> **RAW RECORDS**:
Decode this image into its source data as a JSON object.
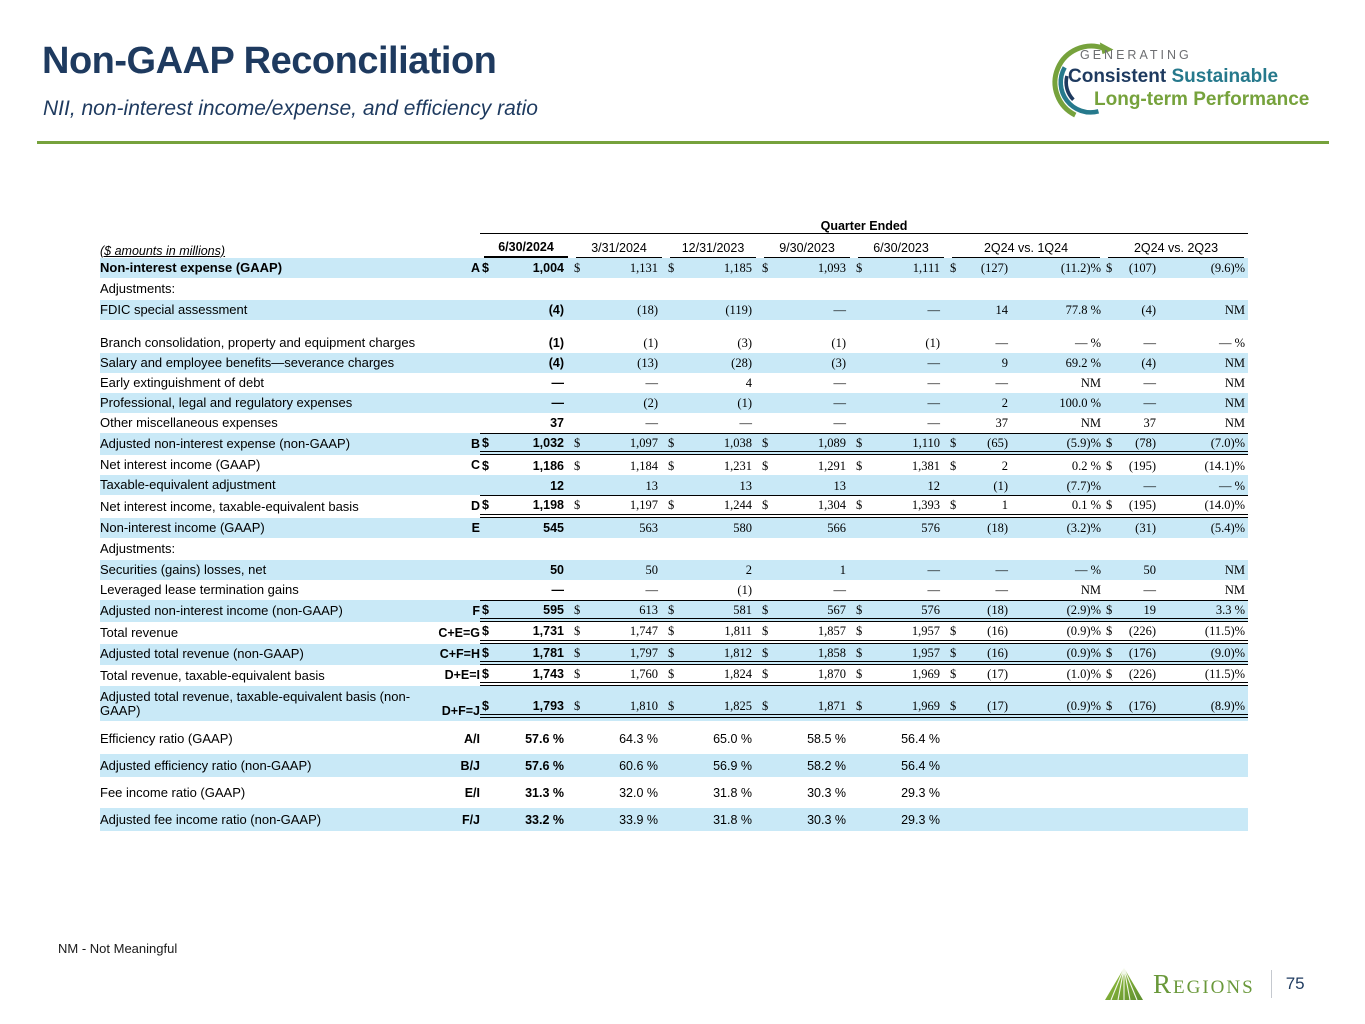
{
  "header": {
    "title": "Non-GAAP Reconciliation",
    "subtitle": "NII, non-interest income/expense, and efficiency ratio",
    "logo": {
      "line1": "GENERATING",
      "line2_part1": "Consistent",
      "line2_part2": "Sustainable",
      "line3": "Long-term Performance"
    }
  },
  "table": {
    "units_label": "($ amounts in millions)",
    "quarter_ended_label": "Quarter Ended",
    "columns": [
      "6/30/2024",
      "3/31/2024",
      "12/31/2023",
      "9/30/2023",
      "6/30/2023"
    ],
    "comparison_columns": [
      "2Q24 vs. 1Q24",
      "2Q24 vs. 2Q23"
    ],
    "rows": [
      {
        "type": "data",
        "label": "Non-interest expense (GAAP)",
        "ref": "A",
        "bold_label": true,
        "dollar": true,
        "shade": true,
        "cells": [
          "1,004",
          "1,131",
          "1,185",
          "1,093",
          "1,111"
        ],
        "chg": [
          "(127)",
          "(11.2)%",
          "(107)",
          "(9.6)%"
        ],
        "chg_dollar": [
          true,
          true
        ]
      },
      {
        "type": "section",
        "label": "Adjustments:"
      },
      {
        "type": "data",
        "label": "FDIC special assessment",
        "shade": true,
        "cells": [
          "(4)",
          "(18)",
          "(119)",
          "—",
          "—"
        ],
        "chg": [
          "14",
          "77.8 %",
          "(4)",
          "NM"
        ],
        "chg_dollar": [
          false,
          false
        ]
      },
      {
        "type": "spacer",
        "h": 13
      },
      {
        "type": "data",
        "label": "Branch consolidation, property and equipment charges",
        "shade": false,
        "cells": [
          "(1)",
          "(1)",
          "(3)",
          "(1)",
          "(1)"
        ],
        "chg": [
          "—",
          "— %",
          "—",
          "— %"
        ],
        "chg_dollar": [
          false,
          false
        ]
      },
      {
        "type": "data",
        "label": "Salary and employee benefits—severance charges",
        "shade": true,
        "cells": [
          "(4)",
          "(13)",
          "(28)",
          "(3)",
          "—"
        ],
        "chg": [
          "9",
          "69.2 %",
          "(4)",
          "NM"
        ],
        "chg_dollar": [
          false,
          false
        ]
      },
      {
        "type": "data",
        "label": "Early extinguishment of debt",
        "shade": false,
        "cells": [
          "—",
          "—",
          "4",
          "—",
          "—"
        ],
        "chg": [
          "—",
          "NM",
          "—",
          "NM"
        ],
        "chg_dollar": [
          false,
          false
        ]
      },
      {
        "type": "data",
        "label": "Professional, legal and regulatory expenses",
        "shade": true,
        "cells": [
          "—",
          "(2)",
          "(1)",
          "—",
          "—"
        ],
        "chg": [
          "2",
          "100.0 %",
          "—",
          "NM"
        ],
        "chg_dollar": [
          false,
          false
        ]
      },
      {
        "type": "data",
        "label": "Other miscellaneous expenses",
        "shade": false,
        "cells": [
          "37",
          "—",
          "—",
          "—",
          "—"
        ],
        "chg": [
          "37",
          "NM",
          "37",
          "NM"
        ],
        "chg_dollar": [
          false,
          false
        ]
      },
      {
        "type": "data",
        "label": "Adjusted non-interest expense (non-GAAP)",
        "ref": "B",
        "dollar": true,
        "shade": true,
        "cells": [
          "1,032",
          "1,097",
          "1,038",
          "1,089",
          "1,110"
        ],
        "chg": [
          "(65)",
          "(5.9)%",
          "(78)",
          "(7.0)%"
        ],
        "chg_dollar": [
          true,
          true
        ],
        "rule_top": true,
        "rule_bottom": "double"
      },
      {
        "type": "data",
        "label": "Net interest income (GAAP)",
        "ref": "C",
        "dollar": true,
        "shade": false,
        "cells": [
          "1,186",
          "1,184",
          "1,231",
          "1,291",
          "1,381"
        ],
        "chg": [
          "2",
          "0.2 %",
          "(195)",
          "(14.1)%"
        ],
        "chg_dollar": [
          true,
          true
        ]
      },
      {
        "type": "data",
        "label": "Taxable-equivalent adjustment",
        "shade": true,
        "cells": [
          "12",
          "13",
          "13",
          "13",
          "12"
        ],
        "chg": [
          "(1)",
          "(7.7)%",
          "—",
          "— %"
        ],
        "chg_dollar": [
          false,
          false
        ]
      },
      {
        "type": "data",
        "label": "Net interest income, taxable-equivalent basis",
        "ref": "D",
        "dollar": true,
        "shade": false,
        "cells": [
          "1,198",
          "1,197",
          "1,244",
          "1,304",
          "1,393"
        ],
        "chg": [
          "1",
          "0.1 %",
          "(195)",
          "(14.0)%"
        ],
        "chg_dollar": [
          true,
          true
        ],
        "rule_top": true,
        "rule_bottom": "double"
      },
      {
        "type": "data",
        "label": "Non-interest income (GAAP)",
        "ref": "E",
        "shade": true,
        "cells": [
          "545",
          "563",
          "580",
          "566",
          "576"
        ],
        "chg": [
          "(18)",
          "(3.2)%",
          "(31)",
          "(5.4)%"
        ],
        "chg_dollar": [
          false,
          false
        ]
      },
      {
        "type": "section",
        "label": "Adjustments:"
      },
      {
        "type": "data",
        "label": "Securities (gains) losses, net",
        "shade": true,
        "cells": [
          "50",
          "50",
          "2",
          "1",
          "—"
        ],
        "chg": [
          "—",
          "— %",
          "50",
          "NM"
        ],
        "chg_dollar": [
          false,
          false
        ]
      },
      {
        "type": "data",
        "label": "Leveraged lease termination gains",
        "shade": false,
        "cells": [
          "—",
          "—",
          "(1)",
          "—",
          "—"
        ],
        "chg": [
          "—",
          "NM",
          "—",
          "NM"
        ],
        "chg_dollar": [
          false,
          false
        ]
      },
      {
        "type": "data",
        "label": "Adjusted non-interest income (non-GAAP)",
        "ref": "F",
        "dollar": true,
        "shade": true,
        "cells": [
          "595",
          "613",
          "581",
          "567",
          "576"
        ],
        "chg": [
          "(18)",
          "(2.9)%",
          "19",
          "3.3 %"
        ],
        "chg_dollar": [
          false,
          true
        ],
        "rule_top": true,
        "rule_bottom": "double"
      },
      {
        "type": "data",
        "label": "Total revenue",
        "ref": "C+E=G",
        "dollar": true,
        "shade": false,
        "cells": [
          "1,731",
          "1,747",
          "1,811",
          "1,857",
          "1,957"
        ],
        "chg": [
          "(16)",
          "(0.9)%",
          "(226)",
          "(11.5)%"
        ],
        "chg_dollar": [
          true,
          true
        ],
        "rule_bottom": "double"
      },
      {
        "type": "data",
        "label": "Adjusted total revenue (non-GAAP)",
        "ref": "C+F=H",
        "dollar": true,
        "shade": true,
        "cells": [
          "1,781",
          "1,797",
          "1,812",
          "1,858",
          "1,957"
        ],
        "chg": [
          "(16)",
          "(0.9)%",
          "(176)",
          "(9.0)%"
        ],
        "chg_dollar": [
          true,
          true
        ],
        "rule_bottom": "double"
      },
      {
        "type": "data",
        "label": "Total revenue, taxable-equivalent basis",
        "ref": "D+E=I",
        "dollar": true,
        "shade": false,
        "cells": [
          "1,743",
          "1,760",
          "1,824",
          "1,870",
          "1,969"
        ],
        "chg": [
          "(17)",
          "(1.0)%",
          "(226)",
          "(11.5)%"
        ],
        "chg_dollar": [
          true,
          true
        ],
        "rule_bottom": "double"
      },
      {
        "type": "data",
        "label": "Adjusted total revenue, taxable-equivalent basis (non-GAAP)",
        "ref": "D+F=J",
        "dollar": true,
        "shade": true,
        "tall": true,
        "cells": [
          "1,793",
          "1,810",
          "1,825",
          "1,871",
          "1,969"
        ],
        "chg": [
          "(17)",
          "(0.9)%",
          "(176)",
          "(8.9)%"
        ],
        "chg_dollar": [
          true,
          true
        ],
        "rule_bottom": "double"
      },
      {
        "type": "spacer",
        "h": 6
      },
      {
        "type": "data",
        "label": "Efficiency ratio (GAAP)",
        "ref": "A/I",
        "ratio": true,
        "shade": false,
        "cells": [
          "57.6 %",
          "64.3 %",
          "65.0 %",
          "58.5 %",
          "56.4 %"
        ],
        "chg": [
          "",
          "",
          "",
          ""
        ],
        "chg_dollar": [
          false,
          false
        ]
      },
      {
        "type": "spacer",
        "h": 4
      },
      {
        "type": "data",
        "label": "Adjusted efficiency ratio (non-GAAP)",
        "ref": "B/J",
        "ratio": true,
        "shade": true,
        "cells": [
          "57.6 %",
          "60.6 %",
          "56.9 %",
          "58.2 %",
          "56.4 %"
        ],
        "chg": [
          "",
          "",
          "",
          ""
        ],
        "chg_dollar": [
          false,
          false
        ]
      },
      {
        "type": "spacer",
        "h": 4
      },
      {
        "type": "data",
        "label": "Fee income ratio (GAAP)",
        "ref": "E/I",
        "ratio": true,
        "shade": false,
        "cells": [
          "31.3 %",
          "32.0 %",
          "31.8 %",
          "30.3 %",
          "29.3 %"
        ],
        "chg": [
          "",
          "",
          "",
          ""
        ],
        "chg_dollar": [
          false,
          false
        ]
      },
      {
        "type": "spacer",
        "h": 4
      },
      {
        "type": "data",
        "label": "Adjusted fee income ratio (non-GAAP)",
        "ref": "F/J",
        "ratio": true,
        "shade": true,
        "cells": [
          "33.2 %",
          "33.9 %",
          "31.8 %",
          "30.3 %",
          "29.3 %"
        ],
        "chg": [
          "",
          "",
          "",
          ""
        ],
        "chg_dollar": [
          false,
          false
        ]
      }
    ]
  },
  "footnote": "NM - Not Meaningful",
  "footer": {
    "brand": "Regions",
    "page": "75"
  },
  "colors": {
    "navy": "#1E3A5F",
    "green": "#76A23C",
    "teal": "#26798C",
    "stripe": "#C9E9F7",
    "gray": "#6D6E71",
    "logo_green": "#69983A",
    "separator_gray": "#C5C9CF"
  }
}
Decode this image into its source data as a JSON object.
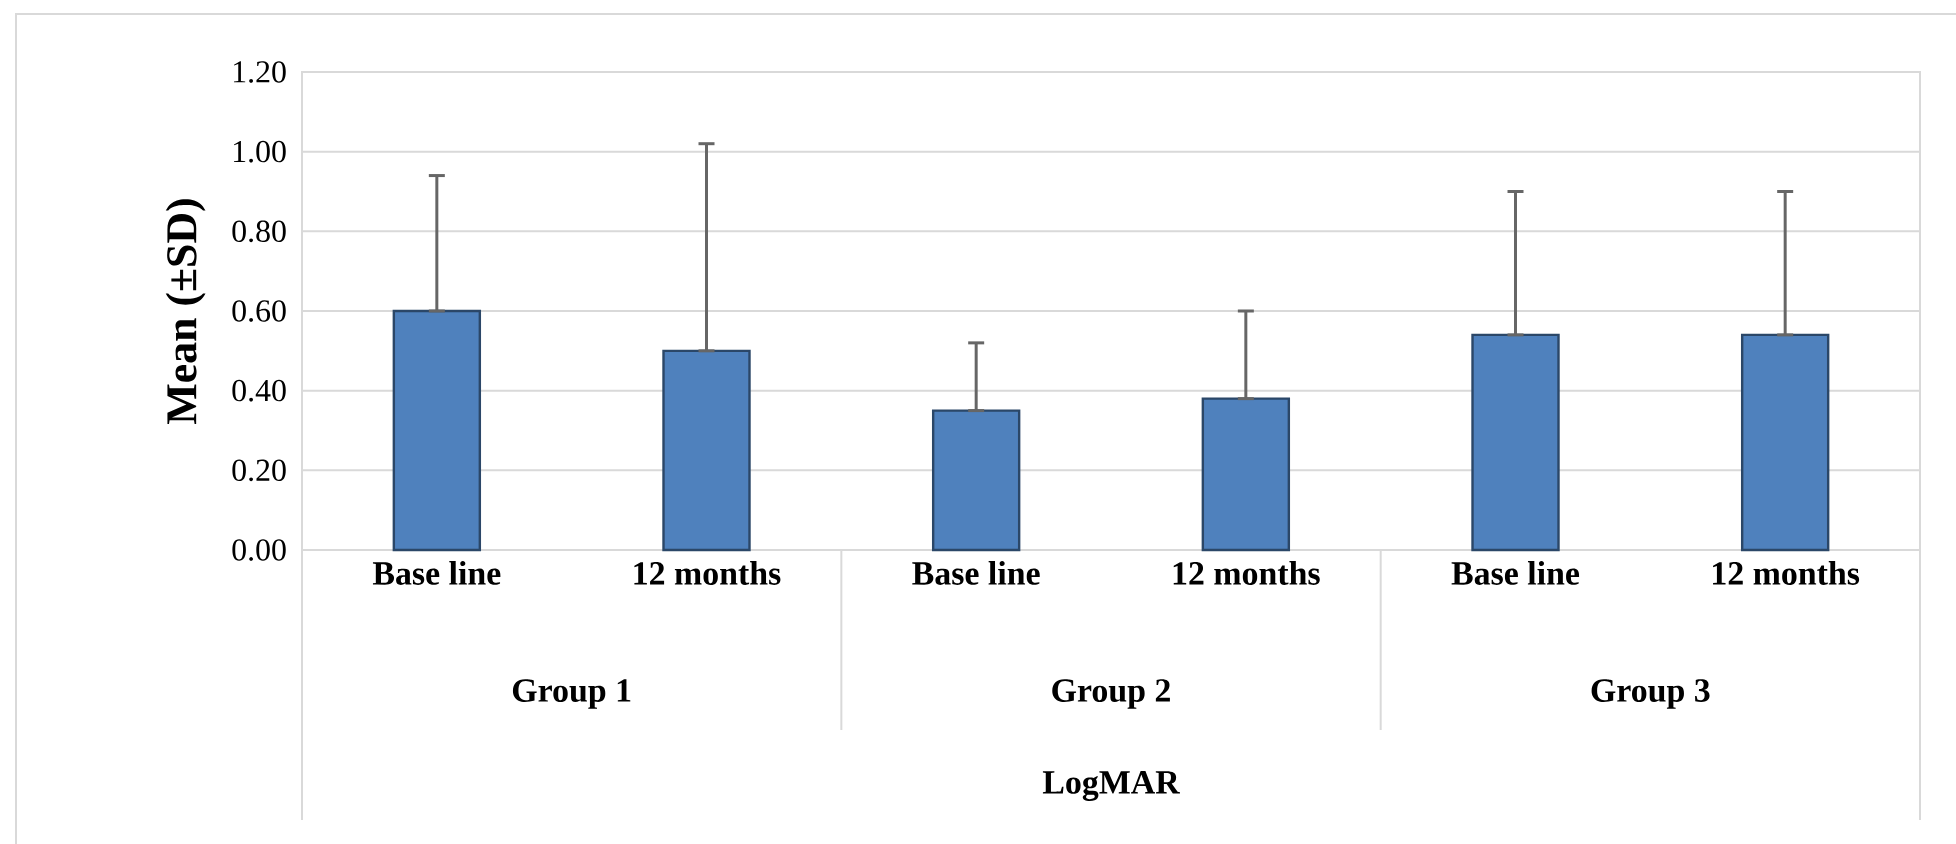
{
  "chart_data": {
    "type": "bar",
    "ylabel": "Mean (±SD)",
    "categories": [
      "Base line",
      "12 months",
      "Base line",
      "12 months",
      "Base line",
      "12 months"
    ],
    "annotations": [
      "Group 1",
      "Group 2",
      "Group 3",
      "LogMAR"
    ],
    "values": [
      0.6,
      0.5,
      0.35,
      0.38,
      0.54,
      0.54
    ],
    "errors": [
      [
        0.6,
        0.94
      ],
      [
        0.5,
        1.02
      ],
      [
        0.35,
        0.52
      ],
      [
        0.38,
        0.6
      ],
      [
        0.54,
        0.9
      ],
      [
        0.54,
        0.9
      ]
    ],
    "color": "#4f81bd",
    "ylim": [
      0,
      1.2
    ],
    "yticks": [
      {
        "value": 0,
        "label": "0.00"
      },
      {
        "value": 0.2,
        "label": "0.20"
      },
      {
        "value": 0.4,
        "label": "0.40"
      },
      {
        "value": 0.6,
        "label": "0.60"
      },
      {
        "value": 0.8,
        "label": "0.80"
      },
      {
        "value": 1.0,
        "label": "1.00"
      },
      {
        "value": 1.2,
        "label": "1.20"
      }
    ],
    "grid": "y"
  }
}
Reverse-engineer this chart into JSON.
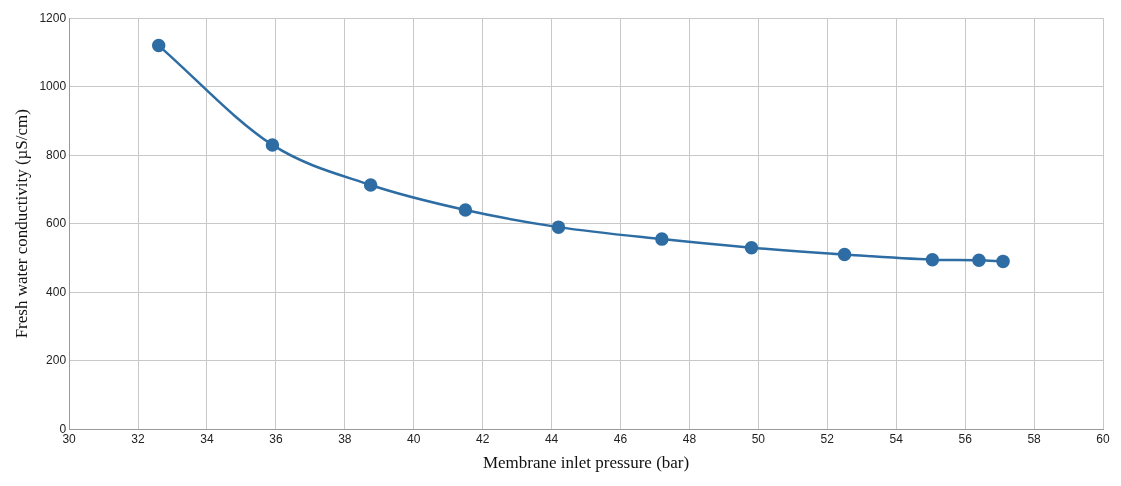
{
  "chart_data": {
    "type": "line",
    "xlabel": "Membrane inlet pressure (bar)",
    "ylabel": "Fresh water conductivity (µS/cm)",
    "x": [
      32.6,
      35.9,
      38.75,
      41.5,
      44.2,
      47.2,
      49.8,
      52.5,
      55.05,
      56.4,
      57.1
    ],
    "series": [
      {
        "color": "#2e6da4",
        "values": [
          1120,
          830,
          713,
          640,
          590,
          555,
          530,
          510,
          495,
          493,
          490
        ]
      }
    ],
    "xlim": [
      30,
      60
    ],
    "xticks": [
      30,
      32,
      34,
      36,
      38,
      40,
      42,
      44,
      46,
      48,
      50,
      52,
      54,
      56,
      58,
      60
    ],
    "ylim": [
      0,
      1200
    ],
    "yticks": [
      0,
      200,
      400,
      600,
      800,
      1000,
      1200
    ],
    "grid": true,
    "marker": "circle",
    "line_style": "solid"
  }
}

> **DIRECTIVE**:
Copy every line from the records above that contains the word "basis".

> **IN RESPONSE**:
        "label": "Net interest income, taxable-equivalent basis",
        "label": "Total revenue, taxable-equivalent basis",
        "label": "Adjusted total revenue, taxable-equivalent basis (non-GAAP)",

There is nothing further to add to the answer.